**RAW DATA**
• • •

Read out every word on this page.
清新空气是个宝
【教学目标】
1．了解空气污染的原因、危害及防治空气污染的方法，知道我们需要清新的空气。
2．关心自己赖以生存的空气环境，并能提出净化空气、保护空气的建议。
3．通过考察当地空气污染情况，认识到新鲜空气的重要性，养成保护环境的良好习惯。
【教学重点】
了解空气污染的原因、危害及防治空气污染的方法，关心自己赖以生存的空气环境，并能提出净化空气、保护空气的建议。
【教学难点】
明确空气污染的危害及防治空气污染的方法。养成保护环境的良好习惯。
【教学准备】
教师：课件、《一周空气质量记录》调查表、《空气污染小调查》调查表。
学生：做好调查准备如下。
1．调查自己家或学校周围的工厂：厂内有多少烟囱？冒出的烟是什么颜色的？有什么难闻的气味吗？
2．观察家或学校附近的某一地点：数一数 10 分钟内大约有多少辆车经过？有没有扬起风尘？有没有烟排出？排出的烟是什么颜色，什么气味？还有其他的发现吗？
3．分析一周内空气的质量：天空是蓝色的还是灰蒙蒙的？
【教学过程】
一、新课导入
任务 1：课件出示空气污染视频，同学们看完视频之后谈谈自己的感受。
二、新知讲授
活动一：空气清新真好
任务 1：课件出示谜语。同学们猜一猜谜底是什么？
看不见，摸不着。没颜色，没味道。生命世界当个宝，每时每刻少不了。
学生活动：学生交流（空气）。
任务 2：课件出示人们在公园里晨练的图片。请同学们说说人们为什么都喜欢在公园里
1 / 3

• • •

**THE PROBLEM**
Identify how many lines in the entries above include the string "关心自己赖以生存的空气环境", then state that number alone.

**SOLUTION BELOW**
2